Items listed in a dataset
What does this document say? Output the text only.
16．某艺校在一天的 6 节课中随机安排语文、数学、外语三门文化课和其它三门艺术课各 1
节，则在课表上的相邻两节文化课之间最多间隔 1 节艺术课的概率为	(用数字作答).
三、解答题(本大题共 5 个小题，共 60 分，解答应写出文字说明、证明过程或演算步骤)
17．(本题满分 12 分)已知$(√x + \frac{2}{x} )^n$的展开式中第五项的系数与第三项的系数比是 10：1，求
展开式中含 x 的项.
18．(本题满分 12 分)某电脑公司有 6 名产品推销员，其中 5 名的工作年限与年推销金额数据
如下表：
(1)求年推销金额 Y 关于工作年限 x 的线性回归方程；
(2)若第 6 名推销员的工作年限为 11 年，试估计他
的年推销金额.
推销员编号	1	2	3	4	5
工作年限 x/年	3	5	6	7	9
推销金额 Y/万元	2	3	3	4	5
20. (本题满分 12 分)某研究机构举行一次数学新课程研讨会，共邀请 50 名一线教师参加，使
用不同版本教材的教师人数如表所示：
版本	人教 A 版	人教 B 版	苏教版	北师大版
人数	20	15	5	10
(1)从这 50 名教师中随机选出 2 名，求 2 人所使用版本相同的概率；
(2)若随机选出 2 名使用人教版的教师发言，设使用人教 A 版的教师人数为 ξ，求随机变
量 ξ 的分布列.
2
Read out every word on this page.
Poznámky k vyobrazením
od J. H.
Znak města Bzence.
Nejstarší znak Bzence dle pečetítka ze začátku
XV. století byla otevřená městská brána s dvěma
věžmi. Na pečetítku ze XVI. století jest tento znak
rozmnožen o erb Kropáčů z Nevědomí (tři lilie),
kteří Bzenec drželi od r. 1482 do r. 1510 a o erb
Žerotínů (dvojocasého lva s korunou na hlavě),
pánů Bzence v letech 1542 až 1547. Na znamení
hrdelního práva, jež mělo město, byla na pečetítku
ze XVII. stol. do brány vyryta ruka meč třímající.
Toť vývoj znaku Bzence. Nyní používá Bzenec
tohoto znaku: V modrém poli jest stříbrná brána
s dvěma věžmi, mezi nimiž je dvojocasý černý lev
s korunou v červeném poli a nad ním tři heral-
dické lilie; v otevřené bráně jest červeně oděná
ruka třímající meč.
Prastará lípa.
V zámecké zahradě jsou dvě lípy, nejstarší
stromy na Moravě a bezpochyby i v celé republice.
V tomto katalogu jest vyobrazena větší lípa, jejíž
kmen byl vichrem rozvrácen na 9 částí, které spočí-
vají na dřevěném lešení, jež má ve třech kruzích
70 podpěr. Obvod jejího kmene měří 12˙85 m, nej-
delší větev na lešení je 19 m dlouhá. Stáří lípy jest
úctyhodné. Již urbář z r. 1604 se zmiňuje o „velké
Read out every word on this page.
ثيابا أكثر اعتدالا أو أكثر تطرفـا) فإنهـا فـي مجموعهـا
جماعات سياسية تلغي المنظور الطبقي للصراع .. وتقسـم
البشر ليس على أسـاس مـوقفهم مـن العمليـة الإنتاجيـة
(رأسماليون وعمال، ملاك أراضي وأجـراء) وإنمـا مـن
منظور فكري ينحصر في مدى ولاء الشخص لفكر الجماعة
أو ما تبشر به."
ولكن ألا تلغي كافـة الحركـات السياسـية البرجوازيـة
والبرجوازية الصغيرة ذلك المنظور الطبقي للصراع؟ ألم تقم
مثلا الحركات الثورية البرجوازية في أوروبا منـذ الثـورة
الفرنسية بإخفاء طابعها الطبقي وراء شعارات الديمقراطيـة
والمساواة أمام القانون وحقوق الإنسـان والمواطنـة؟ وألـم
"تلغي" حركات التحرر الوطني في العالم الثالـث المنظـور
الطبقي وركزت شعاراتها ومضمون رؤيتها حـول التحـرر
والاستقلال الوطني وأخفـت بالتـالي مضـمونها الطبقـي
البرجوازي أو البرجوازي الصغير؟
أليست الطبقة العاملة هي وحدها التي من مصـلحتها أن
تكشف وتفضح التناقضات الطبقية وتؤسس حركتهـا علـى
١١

- **EXERCISE DETAILS**:
Using the records above, copy each line that contains "المنظور".

- **TASK RESPONSE**:
جماعات سياسية تلغي المنظور الطبقي للصراع .. وتقسـم
والبرجوازية الصغيرة ذلك المنظور الطبقي للصراع؟ ألم تقم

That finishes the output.